#### [AIM]
Pull out all lines from the listing below in which the word "color" appears.

BEGIN

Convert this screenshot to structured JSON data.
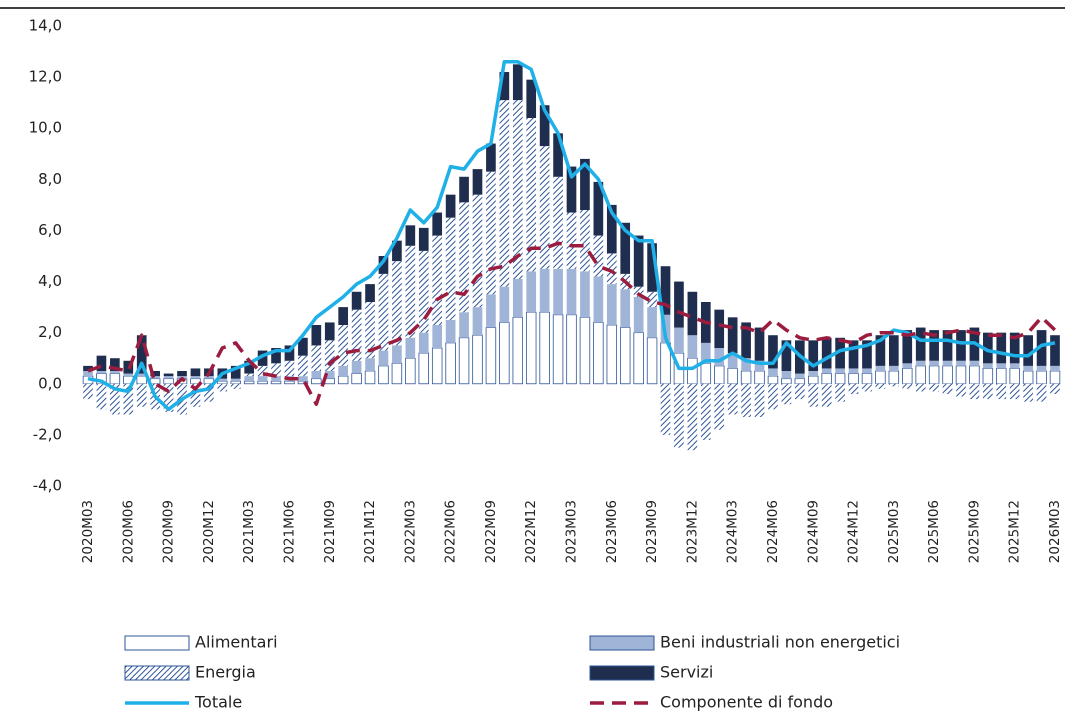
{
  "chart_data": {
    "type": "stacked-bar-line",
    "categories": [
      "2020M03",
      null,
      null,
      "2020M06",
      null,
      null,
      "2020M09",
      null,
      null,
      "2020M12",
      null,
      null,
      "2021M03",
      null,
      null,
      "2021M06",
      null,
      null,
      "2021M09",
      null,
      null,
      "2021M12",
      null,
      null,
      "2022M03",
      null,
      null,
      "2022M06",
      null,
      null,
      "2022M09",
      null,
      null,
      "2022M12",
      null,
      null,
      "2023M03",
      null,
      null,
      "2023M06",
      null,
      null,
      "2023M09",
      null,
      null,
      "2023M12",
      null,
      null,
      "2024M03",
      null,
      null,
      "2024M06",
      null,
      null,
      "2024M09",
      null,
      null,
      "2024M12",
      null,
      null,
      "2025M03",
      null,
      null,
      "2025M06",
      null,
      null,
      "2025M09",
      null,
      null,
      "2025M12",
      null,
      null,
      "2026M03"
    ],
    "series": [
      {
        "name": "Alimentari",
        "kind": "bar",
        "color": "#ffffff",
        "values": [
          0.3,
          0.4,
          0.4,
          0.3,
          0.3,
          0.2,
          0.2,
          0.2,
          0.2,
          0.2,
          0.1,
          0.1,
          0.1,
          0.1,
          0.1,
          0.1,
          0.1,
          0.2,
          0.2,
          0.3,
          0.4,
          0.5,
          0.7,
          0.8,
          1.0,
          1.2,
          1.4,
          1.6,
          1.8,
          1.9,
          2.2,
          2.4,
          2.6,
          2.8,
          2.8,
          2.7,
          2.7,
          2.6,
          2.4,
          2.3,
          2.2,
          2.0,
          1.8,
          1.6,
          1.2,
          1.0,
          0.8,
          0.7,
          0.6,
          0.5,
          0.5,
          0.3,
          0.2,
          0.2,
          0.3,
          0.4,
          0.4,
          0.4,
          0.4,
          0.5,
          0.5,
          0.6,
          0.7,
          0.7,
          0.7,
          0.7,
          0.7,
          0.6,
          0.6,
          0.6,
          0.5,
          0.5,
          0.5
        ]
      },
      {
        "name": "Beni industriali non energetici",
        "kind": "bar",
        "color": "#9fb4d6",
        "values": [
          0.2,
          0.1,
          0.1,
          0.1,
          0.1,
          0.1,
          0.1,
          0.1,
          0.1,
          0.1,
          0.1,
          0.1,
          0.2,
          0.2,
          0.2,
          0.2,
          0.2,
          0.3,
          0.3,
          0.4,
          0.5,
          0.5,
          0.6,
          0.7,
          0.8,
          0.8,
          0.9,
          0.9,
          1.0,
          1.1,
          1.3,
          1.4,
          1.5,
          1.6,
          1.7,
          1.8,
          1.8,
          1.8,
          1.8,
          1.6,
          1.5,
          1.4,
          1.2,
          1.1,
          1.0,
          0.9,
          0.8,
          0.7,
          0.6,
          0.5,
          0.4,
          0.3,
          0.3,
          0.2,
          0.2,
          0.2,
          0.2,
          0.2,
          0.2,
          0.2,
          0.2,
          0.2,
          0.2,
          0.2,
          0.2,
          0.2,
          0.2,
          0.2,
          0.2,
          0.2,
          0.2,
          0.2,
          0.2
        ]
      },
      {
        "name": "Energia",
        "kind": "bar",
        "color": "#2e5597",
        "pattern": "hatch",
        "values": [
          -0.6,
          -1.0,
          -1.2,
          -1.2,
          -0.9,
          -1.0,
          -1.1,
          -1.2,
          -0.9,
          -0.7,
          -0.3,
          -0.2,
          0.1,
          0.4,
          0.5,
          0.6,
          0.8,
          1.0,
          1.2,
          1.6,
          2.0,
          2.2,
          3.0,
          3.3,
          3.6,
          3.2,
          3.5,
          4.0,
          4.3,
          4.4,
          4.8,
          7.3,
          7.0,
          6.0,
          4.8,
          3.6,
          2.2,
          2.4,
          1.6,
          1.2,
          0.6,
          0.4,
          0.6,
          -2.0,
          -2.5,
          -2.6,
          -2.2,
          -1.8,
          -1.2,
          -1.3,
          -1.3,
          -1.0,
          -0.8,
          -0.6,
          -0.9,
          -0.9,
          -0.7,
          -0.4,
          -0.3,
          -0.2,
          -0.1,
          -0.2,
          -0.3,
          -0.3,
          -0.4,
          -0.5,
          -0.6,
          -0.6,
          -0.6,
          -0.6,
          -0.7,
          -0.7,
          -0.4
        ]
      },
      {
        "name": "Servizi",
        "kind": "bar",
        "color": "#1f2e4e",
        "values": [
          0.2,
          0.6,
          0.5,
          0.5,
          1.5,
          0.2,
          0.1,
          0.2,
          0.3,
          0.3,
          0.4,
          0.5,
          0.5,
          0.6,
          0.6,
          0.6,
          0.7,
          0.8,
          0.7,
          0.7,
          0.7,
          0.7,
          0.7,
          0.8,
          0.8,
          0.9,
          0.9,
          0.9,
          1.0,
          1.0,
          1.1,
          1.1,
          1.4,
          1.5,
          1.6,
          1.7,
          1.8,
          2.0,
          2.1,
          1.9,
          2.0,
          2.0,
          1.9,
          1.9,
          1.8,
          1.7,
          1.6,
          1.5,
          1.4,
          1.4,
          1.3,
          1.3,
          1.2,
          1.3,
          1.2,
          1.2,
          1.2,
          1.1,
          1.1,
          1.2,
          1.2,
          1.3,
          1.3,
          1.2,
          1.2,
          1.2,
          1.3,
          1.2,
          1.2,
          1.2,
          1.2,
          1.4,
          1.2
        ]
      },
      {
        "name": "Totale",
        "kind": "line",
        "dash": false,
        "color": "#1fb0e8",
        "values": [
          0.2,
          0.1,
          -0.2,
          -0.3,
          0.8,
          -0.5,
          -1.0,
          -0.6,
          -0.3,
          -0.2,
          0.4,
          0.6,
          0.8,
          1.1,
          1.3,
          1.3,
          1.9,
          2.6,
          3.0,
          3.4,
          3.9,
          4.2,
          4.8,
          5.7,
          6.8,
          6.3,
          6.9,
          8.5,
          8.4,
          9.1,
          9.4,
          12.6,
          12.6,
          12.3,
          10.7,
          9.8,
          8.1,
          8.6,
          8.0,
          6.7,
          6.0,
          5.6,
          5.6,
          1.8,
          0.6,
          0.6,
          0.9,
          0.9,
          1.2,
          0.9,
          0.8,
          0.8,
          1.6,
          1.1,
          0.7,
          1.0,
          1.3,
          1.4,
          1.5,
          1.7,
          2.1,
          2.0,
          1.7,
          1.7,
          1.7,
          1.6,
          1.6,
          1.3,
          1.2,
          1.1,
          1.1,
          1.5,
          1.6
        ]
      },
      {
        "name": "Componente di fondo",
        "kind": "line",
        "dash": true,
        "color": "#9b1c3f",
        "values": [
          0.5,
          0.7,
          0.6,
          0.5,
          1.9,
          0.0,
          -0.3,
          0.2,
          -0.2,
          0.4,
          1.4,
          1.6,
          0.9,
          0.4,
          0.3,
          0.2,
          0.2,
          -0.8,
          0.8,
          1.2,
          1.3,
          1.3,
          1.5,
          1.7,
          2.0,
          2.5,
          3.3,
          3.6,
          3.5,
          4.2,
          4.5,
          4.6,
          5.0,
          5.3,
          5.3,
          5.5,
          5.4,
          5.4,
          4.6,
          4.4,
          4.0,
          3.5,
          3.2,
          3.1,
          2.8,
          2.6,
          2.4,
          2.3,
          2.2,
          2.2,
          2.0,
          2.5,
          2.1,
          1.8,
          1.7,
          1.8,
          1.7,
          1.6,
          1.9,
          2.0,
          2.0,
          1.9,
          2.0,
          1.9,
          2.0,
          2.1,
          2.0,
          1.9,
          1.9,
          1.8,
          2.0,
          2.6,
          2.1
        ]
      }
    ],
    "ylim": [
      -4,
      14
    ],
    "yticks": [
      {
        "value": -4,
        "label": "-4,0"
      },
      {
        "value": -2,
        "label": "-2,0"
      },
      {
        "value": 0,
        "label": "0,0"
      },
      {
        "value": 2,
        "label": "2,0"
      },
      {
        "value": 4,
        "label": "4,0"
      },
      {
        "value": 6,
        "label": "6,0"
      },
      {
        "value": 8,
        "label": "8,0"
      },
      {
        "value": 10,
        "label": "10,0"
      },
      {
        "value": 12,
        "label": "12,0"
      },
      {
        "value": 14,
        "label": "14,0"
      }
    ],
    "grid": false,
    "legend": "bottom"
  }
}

END

#### [SOLUTION TO THIS TASK]
        "color": "#ffffff",
        "color": "#9fb4d6",
        "color": "#2e5597",
        "color": "#1f2e4e",
        "color": "#1fb0e8",
        "color": "#9b1c3f",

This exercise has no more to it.